— Begin —

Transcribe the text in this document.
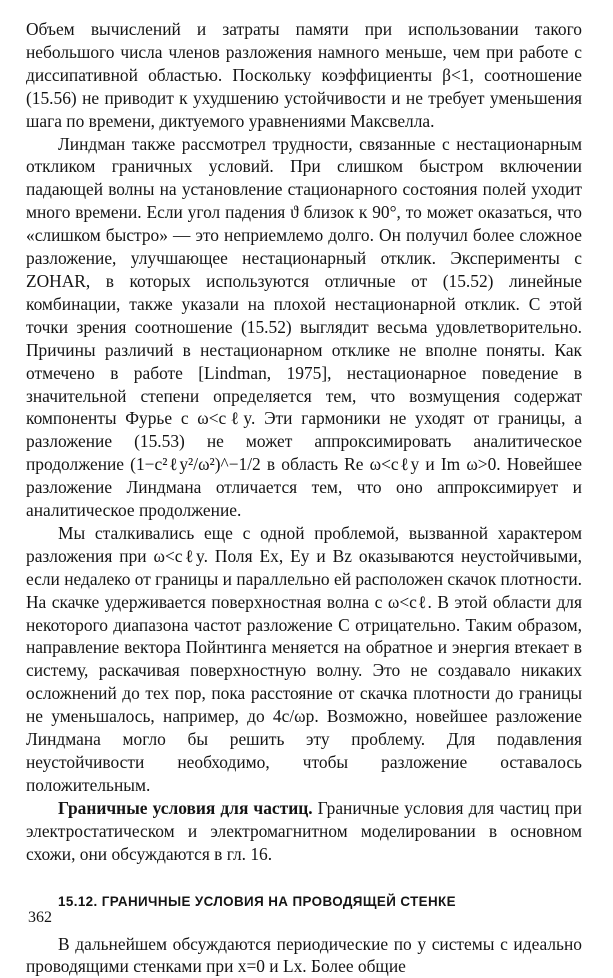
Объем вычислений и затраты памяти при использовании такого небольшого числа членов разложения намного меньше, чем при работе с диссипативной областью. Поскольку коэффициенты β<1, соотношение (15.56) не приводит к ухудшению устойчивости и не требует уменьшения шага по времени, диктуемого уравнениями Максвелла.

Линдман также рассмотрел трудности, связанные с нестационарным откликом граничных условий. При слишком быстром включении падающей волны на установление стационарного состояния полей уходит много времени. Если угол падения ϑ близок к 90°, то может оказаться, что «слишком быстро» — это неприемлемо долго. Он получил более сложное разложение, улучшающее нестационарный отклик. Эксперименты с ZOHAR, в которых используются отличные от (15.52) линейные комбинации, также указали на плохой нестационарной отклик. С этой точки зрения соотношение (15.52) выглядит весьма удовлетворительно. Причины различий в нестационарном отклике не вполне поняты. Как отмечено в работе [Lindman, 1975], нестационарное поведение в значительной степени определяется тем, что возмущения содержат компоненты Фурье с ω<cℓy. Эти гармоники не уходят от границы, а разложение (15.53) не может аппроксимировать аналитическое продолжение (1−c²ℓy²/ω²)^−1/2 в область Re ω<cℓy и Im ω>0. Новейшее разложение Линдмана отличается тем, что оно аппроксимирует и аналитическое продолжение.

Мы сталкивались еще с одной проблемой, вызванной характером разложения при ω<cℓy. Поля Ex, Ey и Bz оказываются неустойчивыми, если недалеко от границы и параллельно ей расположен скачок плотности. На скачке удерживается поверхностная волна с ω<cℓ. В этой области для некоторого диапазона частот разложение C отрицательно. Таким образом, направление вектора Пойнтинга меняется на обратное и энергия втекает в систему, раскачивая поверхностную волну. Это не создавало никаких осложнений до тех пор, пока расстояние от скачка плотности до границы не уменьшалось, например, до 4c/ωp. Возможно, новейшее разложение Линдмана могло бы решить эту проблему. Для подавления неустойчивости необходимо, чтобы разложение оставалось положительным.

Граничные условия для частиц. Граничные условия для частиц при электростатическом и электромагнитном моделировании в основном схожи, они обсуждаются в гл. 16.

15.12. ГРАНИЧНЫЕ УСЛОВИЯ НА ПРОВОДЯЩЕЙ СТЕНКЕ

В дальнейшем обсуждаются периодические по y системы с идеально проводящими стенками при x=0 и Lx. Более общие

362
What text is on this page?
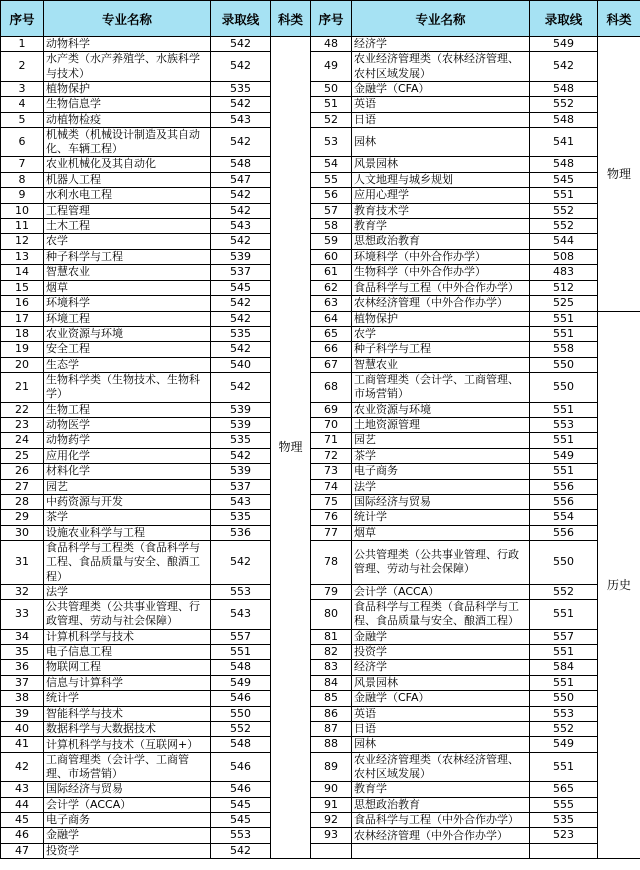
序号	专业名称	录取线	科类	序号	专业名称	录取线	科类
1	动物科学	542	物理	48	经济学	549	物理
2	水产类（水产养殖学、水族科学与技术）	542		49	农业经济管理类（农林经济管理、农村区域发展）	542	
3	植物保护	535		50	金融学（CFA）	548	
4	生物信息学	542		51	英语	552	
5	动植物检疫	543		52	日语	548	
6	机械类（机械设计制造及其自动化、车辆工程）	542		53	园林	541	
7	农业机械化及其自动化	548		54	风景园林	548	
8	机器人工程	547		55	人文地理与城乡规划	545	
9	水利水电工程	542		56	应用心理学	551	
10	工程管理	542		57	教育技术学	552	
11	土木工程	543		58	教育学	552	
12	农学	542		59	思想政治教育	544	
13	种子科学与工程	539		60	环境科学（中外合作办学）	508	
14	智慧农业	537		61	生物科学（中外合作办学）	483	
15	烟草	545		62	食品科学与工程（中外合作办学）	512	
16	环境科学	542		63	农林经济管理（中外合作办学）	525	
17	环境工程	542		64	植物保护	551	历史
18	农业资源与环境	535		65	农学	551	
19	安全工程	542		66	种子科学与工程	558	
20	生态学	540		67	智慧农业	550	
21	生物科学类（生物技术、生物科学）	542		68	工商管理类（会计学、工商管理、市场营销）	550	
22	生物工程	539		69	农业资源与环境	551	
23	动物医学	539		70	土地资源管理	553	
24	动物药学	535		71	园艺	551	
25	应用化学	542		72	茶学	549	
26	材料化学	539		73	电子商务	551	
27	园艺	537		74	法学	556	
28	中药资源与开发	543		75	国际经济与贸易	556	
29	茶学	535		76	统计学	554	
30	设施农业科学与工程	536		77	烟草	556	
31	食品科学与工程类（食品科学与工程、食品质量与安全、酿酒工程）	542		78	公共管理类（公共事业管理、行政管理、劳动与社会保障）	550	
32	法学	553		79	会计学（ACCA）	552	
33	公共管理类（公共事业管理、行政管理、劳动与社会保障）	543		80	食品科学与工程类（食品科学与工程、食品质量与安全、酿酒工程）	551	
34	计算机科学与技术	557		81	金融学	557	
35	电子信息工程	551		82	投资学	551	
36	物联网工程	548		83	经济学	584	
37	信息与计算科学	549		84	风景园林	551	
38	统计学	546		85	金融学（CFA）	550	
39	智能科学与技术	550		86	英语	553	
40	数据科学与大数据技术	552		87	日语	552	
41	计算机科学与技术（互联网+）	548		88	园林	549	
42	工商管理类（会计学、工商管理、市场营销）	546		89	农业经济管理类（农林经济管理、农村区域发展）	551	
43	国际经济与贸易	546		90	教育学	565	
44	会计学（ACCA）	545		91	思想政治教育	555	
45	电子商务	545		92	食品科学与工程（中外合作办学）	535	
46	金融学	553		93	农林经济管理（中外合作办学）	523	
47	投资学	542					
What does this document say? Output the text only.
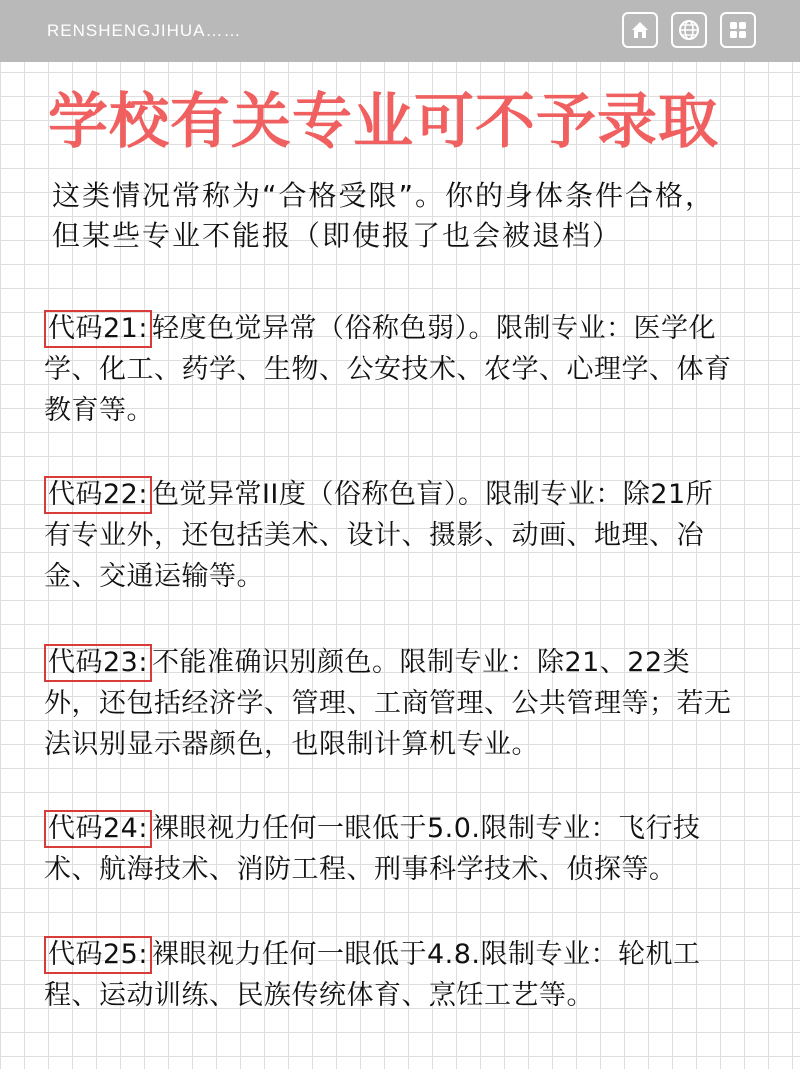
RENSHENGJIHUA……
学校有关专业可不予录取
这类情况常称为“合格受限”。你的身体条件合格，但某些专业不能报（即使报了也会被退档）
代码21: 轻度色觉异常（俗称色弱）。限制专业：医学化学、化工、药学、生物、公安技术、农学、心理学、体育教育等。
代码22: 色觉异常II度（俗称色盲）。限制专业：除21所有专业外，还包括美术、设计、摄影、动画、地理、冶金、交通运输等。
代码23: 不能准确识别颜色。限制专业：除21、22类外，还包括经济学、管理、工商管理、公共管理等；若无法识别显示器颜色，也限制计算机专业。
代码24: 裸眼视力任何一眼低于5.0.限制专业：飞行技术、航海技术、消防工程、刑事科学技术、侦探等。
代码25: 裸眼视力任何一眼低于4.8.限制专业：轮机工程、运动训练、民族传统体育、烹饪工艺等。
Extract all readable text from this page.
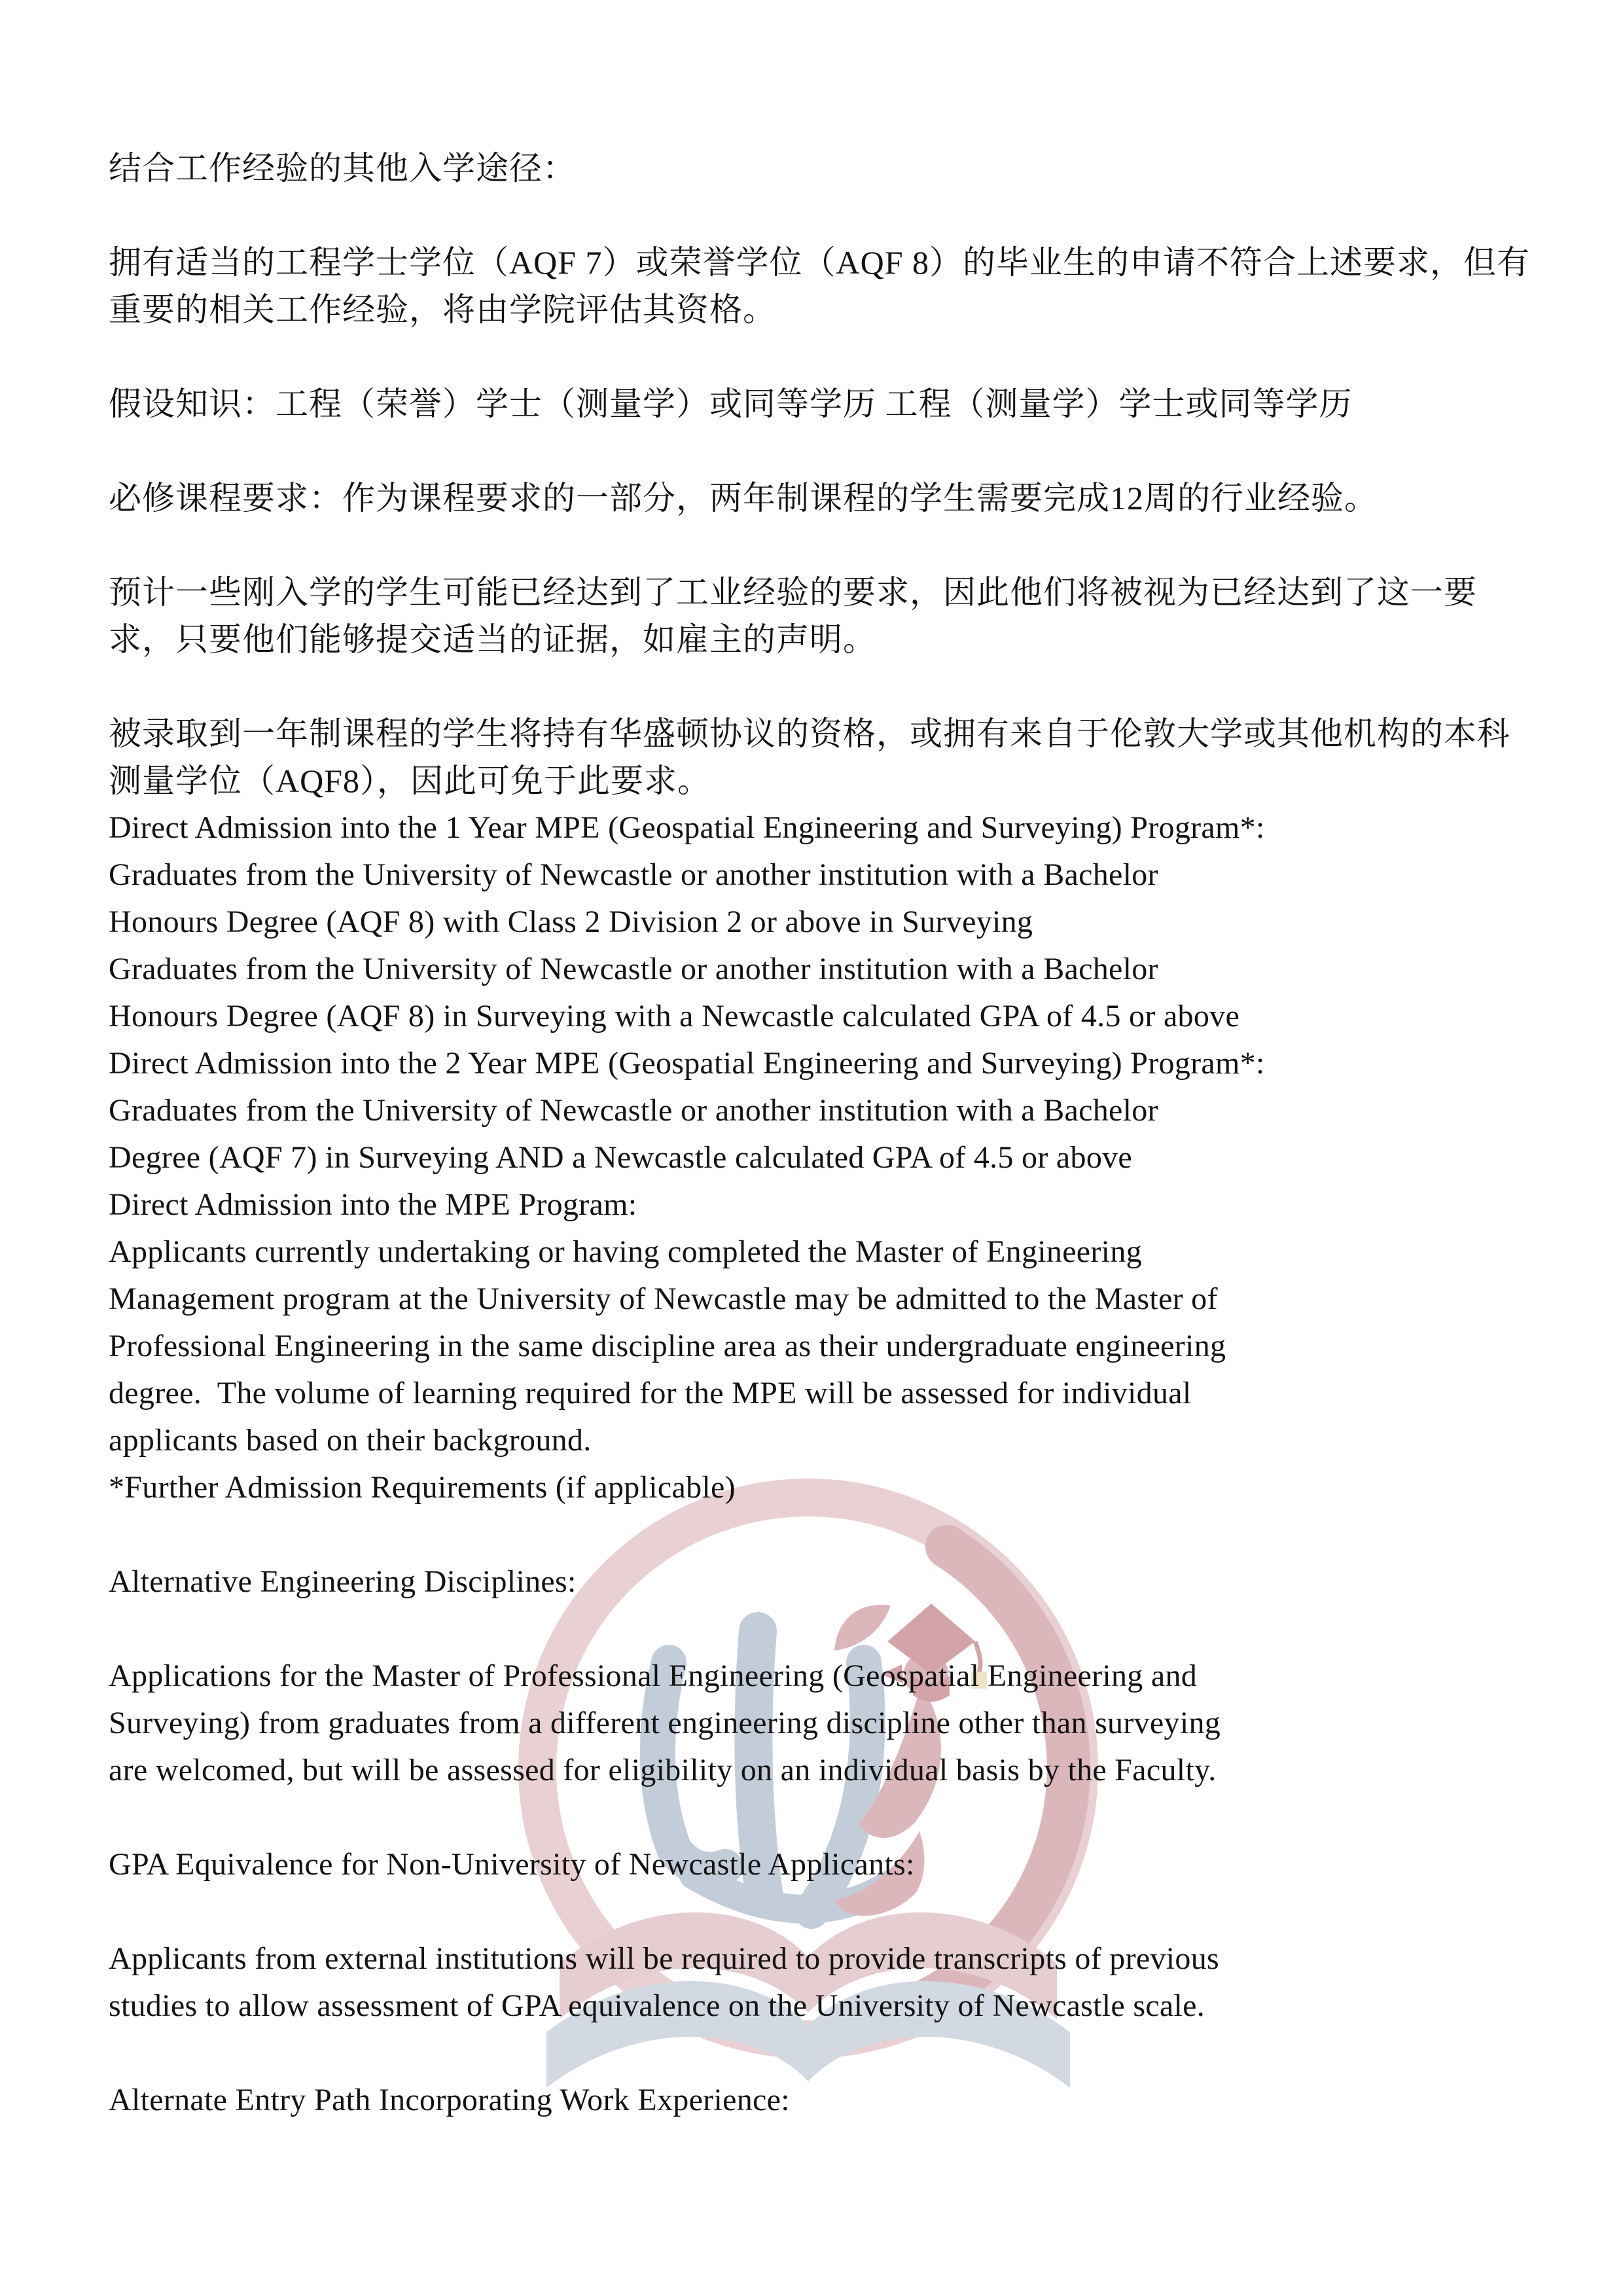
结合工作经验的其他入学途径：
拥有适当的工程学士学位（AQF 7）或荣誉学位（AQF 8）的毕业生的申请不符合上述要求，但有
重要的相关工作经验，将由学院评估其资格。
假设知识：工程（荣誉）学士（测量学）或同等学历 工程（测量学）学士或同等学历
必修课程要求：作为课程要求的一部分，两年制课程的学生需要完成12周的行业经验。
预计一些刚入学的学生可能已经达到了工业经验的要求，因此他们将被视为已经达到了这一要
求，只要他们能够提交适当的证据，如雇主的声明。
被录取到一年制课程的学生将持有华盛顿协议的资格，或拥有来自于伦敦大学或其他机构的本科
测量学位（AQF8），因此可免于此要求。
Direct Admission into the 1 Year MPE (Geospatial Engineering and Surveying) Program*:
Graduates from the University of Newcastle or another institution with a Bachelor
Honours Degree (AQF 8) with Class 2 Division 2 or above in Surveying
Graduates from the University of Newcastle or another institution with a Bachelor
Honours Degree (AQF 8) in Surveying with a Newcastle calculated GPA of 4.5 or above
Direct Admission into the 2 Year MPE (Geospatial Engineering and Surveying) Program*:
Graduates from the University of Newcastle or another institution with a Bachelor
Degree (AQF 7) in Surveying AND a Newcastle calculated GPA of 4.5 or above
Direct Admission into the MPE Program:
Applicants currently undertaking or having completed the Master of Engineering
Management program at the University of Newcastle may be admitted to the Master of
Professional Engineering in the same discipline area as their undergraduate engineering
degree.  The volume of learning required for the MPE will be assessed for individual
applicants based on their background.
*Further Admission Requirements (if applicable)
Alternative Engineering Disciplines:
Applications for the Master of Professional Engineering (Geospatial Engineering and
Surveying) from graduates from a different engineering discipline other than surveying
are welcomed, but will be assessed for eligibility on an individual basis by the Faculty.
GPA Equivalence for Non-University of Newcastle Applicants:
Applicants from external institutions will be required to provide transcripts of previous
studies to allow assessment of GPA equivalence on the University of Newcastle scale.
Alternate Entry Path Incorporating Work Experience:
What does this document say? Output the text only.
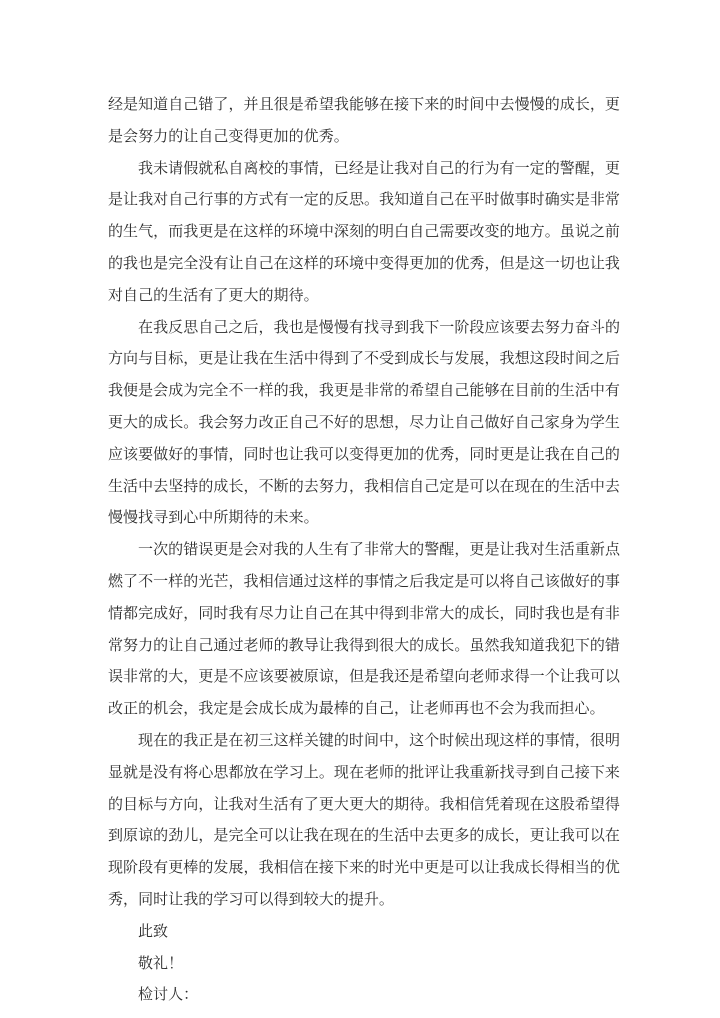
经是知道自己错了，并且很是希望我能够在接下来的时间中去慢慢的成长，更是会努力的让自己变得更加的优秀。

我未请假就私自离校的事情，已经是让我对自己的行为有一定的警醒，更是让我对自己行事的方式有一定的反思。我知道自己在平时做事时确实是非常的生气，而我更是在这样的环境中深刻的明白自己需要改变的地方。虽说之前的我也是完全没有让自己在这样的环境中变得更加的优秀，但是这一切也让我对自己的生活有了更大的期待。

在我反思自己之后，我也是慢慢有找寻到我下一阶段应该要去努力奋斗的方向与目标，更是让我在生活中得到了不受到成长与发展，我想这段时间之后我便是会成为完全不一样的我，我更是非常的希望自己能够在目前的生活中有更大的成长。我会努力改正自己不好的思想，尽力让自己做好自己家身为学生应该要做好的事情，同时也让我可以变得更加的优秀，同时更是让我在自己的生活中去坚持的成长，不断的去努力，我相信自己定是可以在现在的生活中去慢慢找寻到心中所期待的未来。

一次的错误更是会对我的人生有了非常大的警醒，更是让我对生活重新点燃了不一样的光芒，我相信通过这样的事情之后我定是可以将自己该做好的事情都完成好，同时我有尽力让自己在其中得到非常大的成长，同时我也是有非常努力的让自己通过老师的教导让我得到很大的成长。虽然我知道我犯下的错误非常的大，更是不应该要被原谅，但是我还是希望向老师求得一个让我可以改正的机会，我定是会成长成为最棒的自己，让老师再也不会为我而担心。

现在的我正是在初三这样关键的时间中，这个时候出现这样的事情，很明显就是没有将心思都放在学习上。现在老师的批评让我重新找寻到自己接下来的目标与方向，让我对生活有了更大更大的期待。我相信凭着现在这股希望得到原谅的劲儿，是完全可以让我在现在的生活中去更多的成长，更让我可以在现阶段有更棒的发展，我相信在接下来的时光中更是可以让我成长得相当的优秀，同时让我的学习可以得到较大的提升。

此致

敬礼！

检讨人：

— End —

WHAT YOU WILL DO: Show the lines of the records that contain the word "农业资源与环境".

TASK ANSWER:
18	农业资源与环境	535		65	农学	551	
22	生物工程	539		69	农业资源与环境	551	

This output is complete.